What you are asked to do ▸
Filter this material down to the lines that hold "rest", copying each one.
##########
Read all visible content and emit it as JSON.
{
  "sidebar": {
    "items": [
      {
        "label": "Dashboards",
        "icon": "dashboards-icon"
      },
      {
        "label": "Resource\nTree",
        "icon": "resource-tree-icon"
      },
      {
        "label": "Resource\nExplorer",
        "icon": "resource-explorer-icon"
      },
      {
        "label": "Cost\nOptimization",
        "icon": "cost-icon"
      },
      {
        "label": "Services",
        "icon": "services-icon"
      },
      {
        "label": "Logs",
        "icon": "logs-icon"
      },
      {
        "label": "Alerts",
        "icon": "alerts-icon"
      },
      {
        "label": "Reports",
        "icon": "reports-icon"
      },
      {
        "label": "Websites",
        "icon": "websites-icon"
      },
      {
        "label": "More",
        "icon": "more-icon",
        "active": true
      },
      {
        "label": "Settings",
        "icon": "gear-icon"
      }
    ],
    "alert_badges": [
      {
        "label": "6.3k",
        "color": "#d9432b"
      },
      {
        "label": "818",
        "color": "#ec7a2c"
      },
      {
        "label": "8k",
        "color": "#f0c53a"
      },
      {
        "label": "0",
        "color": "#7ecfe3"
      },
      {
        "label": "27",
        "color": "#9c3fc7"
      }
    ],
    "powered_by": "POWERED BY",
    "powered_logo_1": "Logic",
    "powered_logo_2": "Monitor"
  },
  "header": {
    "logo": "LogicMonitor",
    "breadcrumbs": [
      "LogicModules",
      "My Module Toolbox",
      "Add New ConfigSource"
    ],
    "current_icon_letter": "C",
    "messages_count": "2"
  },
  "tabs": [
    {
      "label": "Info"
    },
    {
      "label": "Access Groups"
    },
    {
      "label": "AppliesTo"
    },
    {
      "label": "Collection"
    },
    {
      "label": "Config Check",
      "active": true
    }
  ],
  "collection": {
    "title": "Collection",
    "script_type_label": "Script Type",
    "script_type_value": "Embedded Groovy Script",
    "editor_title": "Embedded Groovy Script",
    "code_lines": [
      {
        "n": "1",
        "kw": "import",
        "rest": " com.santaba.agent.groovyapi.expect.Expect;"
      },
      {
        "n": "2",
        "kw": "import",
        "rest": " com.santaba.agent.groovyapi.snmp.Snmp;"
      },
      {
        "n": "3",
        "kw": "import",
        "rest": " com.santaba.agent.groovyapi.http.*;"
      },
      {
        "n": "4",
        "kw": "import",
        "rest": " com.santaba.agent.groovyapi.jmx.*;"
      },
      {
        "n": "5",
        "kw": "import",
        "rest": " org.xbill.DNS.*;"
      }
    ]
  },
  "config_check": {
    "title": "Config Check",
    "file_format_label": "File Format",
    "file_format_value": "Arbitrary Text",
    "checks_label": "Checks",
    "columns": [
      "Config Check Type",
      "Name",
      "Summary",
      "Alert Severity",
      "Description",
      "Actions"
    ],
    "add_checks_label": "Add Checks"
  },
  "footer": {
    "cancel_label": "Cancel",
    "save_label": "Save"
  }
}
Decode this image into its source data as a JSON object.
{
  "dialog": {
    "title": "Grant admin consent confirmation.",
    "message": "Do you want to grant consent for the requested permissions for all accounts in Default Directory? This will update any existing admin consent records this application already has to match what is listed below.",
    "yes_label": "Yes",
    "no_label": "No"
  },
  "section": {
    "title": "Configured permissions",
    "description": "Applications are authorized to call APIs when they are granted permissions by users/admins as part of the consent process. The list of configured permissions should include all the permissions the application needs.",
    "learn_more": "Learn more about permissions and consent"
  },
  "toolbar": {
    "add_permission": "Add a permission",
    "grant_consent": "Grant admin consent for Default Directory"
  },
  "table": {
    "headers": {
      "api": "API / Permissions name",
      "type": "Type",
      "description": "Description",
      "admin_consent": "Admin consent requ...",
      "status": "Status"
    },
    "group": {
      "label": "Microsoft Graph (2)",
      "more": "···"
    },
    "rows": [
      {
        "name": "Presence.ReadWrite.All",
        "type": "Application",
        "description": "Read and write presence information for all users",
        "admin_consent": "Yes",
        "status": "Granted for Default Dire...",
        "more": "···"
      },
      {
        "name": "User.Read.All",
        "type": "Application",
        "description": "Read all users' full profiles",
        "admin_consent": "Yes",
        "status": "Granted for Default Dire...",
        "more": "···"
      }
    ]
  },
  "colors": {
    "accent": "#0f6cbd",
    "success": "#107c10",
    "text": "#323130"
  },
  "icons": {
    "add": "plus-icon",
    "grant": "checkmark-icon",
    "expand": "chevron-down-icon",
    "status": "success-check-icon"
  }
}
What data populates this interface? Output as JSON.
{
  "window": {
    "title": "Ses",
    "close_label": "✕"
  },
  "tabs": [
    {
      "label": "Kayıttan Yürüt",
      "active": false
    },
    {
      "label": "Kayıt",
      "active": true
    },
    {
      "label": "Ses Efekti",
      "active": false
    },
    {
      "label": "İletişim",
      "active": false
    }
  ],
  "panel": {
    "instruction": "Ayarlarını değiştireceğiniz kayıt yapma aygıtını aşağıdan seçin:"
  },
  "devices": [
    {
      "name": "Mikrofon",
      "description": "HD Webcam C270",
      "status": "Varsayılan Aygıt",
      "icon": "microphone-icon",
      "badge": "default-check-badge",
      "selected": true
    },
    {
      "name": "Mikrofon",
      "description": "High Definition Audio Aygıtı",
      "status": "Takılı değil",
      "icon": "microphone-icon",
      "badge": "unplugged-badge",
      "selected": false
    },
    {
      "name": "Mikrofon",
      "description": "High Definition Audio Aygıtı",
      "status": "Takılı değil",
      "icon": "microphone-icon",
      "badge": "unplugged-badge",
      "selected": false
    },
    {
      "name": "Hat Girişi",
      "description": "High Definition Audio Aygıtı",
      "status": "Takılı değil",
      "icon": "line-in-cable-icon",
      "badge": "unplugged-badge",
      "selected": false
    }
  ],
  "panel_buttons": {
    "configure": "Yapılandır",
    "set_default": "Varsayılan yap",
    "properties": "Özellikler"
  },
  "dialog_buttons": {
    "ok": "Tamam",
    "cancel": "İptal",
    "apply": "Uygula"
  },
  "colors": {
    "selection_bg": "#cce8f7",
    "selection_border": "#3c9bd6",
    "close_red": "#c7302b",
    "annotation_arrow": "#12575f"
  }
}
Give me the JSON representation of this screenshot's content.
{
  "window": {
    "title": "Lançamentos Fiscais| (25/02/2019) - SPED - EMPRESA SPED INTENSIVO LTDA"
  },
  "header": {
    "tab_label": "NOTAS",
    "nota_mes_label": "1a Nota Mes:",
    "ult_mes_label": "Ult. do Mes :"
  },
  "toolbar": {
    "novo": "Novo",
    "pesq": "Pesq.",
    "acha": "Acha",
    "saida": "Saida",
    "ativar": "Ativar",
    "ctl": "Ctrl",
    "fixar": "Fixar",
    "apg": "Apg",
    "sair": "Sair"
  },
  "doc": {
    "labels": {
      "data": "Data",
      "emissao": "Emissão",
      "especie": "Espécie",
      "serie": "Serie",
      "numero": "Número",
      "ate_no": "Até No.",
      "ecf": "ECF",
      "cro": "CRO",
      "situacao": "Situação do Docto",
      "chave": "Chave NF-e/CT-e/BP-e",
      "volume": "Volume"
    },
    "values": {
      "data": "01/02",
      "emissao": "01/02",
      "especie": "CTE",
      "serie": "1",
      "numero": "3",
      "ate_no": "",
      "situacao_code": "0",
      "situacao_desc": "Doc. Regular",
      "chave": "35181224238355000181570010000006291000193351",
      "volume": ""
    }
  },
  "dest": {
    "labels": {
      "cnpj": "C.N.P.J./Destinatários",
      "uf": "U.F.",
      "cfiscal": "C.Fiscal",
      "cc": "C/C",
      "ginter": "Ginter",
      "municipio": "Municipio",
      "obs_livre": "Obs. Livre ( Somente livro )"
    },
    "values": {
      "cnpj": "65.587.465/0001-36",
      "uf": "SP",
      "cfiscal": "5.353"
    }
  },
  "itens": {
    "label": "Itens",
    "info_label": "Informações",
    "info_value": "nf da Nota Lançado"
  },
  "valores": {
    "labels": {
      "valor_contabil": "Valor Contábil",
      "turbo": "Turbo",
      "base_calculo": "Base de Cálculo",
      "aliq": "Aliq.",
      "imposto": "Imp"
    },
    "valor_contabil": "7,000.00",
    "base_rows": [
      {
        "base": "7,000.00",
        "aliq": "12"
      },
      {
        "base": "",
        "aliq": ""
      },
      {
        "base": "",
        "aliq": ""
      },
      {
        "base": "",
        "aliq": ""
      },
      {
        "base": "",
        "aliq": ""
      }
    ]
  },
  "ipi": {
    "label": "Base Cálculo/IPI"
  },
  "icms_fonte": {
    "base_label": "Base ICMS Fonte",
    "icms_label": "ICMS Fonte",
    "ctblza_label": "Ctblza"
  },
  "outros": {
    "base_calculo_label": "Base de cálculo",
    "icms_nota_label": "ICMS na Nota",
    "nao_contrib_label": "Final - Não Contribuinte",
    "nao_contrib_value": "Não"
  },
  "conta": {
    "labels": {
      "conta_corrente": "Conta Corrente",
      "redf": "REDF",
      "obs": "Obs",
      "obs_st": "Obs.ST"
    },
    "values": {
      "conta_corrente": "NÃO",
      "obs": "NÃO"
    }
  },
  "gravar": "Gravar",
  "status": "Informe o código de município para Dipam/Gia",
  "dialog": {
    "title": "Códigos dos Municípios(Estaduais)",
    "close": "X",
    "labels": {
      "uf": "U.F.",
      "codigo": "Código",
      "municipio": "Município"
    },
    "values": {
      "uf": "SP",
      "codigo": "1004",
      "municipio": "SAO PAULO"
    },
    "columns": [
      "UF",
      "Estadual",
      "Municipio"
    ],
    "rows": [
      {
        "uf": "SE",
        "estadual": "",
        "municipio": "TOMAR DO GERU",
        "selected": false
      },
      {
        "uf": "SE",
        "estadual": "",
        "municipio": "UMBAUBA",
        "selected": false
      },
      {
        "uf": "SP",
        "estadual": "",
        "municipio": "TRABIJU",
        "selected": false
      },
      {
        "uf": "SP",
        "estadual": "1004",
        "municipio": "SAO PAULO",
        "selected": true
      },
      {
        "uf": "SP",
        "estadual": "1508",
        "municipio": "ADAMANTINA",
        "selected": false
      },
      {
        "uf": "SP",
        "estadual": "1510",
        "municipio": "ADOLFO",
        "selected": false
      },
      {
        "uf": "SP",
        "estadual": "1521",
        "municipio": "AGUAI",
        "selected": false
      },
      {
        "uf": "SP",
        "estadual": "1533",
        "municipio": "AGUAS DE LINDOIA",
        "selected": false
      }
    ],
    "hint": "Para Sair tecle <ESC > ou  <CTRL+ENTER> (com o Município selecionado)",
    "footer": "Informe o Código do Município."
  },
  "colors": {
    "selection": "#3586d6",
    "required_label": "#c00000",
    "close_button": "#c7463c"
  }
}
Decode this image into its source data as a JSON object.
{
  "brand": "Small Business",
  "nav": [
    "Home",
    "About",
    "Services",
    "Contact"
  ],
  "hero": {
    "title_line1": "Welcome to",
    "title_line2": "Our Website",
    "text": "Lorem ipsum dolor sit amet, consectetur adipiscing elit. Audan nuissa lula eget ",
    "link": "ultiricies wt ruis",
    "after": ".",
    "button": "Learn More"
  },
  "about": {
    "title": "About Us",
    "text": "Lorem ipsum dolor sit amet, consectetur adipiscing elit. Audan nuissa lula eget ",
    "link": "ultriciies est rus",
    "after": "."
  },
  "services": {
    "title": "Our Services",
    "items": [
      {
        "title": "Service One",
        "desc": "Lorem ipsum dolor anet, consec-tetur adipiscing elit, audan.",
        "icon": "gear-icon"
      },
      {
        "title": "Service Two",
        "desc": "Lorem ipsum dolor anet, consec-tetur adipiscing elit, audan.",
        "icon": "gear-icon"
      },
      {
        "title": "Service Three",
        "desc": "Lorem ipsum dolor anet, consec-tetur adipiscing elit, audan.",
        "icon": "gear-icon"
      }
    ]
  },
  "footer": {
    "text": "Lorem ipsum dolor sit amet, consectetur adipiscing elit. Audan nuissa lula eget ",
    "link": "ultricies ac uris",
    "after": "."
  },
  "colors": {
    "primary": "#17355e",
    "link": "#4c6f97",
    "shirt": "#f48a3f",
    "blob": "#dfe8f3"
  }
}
##########
Full answer ▸
        "rest": " com.santaba.agent.groovyapi.expect.Expect;"
        "rest": " com.santaba.agent.groovyapi.snmp.Snmp;"
        "rest": " com.santaba.agent.groovyapi.http.*;"
        "rest": " com.santaba.agent.groovyapi.jmx.*;"
        "rest": " org.xbill.DNS.*;"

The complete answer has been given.